Work required – Count the lines that hold the string "Community". Reply with the number alone.

Given records –
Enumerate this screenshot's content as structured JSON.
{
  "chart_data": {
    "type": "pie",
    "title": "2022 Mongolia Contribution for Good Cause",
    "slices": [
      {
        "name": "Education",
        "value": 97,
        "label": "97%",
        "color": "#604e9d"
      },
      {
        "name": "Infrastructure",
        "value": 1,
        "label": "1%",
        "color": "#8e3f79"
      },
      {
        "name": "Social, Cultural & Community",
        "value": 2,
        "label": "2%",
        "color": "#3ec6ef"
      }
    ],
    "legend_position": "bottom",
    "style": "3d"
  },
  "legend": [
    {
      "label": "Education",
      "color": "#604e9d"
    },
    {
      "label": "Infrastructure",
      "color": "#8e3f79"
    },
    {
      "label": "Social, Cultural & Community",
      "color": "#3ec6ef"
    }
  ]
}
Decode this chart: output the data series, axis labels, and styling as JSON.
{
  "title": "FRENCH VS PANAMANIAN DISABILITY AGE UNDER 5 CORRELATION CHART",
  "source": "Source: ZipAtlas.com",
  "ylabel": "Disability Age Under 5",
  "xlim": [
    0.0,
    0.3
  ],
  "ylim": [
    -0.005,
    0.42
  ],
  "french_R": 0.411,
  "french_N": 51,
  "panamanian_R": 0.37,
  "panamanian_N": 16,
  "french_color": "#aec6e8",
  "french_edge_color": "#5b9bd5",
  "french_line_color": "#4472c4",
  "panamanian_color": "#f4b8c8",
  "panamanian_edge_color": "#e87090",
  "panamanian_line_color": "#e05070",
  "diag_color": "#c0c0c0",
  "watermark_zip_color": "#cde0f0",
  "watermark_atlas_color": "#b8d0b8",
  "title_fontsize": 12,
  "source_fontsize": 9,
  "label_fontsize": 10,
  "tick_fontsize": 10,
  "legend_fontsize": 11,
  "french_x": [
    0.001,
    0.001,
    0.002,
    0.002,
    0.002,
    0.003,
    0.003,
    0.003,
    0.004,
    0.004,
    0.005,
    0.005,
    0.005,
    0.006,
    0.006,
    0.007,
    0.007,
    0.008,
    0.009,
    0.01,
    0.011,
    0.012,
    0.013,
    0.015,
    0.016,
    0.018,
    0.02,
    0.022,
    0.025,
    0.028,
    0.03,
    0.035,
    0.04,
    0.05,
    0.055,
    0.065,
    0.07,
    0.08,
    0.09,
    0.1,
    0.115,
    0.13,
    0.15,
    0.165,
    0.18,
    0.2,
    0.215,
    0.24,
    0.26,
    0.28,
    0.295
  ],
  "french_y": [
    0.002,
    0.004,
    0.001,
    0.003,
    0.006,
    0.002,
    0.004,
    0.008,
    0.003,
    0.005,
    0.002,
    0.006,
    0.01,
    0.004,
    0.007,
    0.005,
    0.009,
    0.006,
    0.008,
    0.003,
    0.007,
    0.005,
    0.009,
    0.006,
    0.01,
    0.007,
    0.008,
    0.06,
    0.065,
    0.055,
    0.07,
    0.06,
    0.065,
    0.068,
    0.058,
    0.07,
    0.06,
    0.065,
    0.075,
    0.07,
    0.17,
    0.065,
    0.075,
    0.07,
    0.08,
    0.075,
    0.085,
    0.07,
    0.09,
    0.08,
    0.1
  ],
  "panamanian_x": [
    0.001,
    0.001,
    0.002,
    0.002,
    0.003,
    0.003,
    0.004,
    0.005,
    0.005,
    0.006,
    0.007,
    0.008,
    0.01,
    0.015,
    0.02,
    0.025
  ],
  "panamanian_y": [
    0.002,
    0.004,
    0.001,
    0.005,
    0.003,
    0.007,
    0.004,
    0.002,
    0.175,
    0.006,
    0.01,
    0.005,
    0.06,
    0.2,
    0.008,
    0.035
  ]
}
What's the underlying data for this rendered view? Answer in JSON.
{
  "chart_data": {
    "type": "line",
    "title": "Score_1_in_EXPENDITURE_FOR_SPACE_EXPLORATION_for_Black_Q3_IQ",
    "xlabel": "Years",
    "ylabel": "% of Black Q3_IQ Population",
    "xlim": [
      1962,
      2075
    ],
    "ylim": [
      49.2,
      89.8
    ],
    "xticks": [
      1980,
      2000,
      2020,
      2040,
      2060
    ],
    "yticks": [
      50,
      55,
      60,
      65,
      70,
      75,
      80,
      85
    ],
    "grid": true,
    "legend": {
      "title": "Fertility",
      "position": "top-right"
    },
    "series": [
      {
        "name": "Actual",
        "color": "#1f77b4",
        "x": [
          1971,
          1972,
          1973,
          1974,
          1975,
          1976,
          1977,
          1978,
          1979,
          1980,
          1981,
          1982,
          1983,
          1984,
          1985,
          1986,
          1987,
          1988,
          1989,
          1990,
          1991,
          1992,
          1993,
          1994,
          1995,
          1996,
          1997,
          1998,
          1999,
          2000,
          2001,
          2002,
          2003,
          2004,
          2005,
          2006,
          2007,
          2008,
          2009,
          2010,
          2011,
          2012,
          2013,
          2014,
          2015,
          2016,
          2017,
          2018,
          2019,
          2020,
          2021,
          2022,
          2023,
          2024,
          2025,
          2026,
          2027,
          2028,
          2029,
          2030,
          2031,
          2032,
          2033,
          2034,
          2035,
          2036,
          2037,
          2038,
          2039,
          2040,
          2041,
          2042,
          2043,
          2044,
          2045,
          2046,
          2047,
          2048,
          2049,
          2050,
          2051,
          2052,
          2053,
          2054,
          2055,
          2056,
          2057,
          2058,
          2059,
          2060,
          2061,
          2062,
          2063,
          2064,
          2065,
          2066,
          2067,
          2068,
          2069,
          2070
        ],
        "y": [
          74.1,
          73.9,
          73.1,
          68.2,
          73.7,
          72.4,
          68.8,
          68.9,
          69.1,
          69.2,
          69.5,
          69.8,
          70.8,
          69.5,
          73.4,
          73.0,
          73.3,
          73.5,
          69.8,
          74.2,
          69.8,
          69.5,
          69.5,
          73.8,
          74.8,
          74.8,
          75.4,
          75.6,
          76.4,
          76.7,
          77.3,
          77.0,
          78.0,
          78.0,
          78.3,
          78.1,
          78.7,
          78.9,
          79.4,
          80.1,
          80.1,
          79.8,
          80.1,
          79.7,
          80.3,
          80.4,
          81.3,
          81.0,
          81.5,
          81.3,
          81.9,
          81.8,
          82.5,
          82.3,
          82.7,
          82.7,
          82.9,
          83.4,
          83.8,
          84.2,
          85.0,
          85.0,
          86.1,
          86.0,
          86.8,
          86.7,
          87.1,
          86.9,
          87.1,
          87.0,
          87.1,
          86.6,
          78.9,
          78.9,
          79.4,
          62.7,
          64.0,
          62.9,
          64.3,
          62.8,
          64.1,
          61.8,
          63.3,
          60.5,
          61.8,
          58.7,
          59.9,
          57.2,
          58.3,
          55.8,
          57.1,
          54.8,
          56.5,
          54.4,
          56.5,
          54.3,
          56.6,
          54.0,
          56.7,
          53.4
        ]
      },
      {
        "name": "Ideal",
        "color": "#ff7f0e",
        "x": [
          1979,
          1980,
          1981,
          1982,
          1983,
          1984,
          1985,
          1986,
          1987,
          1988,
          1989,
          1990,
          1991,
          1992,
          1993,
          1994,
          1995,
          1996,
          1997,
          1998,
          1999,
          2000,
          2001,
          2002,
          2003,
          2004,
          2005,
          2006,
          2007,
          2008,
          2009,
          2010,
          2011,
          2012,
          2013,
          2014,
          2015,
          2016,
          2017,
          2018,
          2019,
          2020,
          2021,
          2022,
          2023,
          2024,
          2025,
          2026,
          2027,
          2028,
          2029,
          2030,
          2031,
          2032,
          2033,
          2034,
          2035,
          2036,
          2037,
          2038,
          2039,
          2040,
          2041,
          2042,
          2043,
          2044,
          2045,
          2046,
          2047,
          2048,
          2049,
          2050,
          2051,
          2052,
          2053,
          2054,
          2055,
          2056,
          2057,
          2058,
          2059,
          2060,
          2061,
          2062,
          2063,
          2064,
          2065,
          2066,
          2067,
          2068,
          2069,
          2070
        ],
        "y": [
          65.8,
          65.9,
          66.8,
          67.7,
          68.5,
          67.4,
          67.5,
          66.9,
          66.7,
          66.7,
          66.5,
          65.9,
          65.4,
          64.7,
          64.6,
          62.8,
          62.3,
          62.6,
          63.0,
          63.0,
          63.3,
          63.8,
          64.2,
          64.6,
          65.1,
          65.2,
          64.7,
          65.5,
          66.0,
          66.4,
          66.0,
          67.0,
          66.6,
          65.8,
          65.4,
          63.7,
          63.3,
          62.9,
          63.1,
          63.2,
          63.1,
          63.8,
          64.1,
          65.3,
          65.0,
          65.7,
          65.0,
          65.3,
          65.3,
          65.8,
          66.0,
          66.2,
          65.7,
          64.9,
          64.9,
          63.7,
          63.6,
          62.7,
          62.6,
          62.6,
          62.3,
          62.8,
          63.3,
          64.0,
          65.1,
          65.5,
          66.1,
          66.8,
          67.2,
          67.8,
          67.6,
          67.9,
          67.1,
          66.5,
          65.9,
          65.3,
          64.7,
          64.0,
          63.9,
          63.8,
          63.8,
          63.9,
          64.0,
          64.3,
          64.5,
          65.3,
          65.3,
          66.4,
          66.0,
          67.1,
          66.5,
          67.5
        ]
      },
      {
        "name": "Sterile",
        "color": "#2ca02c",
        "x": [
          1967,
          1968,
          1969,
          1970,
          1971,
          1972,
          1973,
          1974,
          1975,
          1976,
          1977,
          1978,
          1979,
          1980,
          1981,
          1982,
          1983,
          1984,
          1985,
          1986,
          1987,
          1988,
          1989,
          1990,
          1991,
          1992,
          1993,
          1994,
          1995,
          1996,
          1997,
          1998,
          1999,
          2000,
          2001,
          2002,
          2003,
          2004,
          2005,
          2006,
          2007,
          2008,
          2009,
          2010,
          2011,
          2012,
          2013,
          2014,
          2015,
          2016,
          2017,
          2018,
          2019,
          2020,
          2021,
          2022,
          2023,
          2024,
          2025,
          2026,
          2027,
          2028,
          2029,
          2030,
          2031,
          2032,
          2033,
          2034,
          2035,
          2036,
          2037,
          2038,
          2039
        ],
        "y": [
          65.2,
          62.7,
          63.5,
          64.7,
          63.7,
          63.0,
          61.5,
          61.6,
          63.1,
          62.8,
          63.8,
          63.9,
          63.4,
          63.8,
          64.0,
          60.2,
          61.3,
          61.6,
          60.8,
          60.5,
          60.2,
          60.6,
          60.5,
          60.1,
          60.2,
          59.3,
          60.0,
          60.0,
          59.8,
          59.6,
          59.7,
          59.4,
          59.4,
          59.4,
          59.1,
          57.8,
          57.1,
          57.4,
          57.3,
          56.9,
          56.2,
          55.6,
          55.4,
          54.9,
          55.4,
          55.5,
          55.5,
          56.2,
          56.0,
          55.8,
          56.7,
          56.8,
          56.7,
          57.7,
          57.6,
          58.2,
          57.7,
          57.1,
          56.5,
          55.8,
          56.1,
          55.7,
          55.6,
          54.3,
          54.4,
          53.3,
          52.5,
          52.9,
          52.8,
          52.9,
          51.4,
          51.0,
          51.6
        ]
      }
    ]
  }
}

Response below – 2